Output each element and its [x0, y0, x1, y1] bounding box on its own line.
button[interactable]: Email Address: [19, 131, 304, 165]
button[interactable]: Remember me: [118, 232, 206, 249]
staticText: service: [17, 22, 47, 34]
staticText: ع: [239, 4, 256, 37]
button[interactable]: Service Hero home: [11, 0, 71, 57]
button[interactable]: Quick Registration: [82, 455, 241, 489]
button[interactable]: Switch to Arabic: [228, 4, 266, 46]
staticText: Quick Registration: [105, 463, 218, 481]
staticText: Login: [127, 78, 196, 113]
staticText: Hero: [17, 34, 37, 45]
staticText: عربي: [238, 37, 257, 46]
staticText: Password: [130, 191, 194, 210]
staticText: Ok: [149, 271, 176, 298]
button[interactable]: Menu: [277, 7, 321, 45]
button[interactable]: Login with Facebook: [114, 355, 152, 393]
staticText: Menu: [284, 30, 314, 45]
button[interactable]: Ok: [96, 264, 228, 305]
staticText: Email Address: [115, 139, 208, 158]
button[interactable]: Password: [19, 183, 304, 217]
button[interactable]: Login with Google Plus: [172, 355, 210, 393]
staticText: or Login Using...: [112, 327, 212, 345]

- _INSTRUCTION_
Change "Quick Registration" to "Fast Sign-Up" wherever it appears in the rows above, and repeat all rows with nothing else altered.

- _RESPONSE TO THE TASK_
Output each element and its [x0, y0, x1, y1] bounding box on its own line.
button[interactable]: Email Address: [19, 131, 304, 165]
button[interactable]: Remember me: [118, 232, 206, 249]
staticText: service: [17, 22, 47, 34]
staticText: ع: [239, 4, 256, 37]
button[interactable]: Service Hero home: [11, 0, 71, 57]
button[interactable]: Fast Sign-Up: [82, 455, 241, 489]
button[interactable]: Switch to Arabic: [228, 4, 266, 46]
staticText: Fast Sign-Up: [105, 463, 218, 481]
staticText: Login: [127, 78, 196, 113]
staticText: Hero: [17, 34, 37, 45]
staticText: عربي: [238, 37, 257, 46]
staticText: Password: [130, 191, 194, 210]
staticText: Ok: [149, 271, 176, 298]
button[interactable]: Menu: [277, 7, 321, 45]
button[interactable]: Login with Facebook: [114, 355, 152, 393]
staticText: Menu: [284, 30, 314, 45]
button[interactable]: Ok: [96, 264, 228, 305]
staticText: Email Address: [115, 139, 208, 158]
button[interactable]: Password: [19, 183, 304, 217]
button[interactable]: Login with Google Plus: [172, 355, 210, 393]
staticText: or Login Using...: [112, 327, 212, 345]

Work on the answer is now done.